-- Begin TASK INPUT --

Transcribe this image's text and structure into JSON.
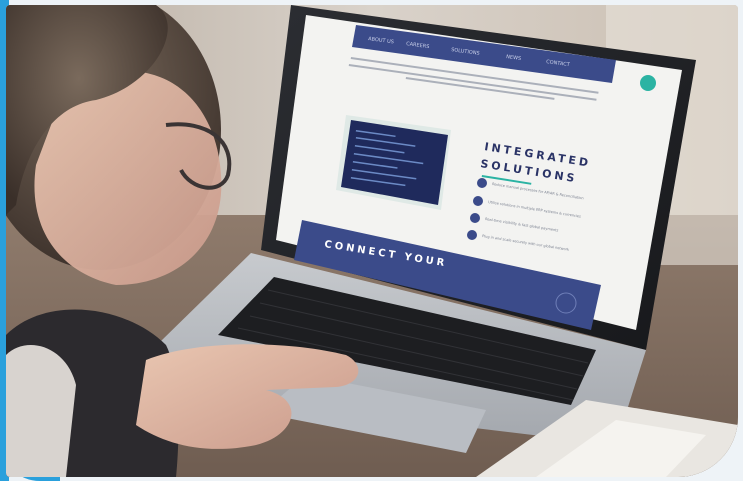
{
  "scene": {
    "description_tags": [
      "woman",
      "laptop",
      "desk",
      "hand-on-keyboard"
    ],
    "accent_color": "#2aa0dc",
    "screen_brand_color": "#3b4b8a",
    "chat_button_color": "#2bb3a3"
  },
  "laptop_screen": {
    "nav_items": [
      "ABOUT US",
      "CAREERS",
      "SOLUTIONS",
      "NEWS",
      "CONTACT"
    ],
    "intro_text": "The TransferMate technology platform is an end-to-end cloud-based solution that simplifies, digitises and automates the manual tasks involved in paying and getting paid. Integrate our global payments network directly into your business and unlock your organisation's growth.",
    "heading_line1": "INTEGRATED",
    "heading_line2": "SOLUTIONS",
    "features": [
      "Reduce manual processes for AP/AR & Reconciliation",
      "Utilise solutions in multiple ERP systems & currencies",
      "Real-time visibility & fast global payments",
      "Plug in and scale securely with our global network"
    ],
    "banner_text": "CONNECT YOUR"
  }
}
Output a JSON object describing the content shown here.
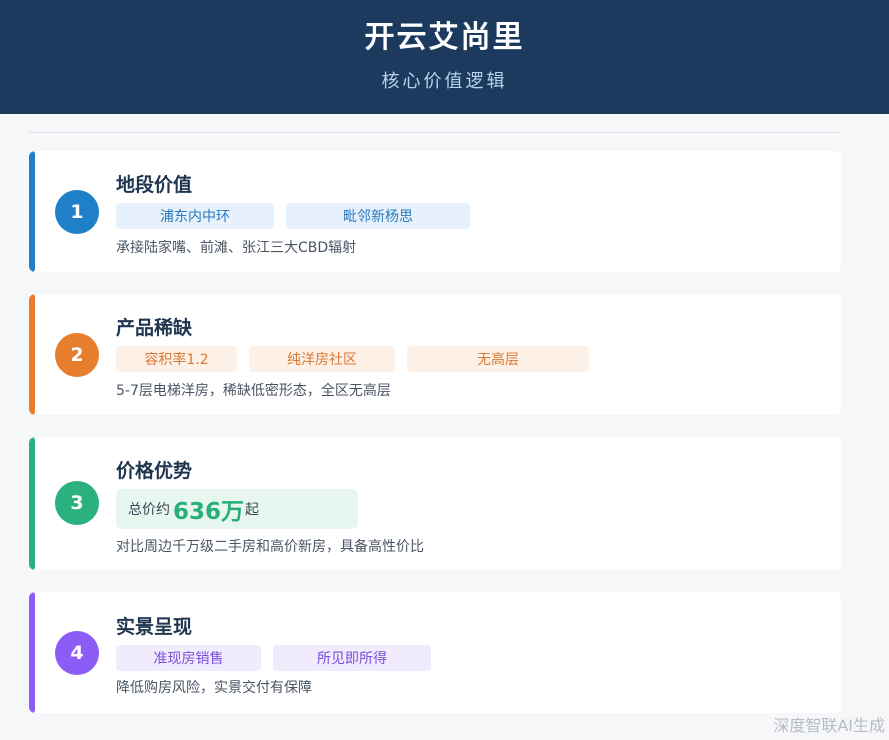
{
  "header": {
    "title": "开云艾尚里",
    "subtitle": "核心价值逻辑"
  },
  "cards": [
    {
      "number": "1",
      "title": "地段价值",
      "accent": "#1f80c8",
      "tags": [
        "浦东内中环",
        "毗邻新杨思"
      ],
      "description": "承接陆家嘴、前滩、张江三大CBD辐射"
    },
    {
      "number": "2",
      "title": "产品稀缺",
      "accent": "#e67e2e",
      "tags": [
        "容积率1.2",
        "纯洋房社区",
        "无高层"
      ],
      "description": "5-7层电梯洋房，稀缺低密形态，全区无高层"
    },
    {
      "number": "3",
      "title": "价格优势",
      "accent": "#2bb07f",
      "price": {
        "prefix": "总价约",
        "value": "636万",
        "suffix": "起"
      },
      "description": "对比周边千万级二手房和高价新房，具备高性价比"
    },
    {
      "number": "4",
      "title": "实景呈现",
      "accent": "#8b5cf6",
      "tags": [
        "准现房销售",
        "所见即所得"
      ],
      "description": "降低购房风险，实景交付有保障"
    }
  ],
  "watermark": "深度智联AI生成"
}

-- End TASK INPUT --

AIM OF THE TASK: Repeat the listing in full and exactly. Leave any pictures out.

COMPLETE RESPONSE:
Transcribe this image's text and structure into JSON.
{
  "scene": {
    "description_tags": [
      "woman",
      "laptop",
      "desk",
      "hand-on-keyboard"
    ],
    "accent_color": "#2aa0dc",
    "screen_brand_color": "#3b4b8a",
    "chat_button_color": "#2bb3a3"
  },
  "laptop_screen": {
    "nav_items": [
      "ABOUT US",
      "CAREERS",
      "SOLUTIONS",
      "NEWS",
      "CONTACT"
    ],
    "intro_text": "The TransferMate technology platform is an end-to-end cloud-based solution that simplifies, digitises and automates the manual tasks involved in paying and getting paid. Integrate our global payments network directly into your business and unlock your organisation's growth.",
    "heading_line1": "INTEGRATED",
    "heading_line2": "SOLUTIONS",
    "features": [
      "Reduce manual processes for AP/AR & Reconciliation",
      "Utilise solutions in multiple ERP systems & currencies",
      "Real-time visibility & fast global payments",
      "Plug in and scale securely with our global network"
    ],
    "banner_text": "CONNECT YOUR"
  }
}
Output a JSON object describing the content shown here.
{
  "header": {
    "title": "开云艾尚里",
    "subtitle": "核心价值逻辑"
  },
  "cards": [
    {
      "number": "1",
      "title": "地段价值",
      "accent": "#1f80c8",
      "tags": [
        "浦东内中环",
        "毗邻新杨思"
      ],
      "description": "承接陆家嘴、前滩、张江三大CBD辐射"
    },
    {
      "number": "2",
      "title": "产品稀缺",
      "accent": "#e67e2e",
      "tags": [
        "容积率1.2",
        "纯洋房社区",
        "无高层"
      ],
      "description": "5-7层电梯洋房，稀缺低密形态，全区无高层"
    },
    {
      "number": "3",
      "title": "价格优势",
      "accent": "#2bb07f",
      "price": {
        "prefix": "总价约",
        "value": "636万",
        "suffix": "起"
      },
      "description": "对比周边千万级二手房和高价新房，具备高性价比"
    },
    {
      "number": "4",
      "title": "实景呈现",
      "accent": "#8b5cf6",
      "tags": [
        "准现房销售",
        "所见即所得"
      ],
      "description": "降低购房风险，实景交付有保障"
    }
  ],
  "watermark": "深度智联AI生成"
}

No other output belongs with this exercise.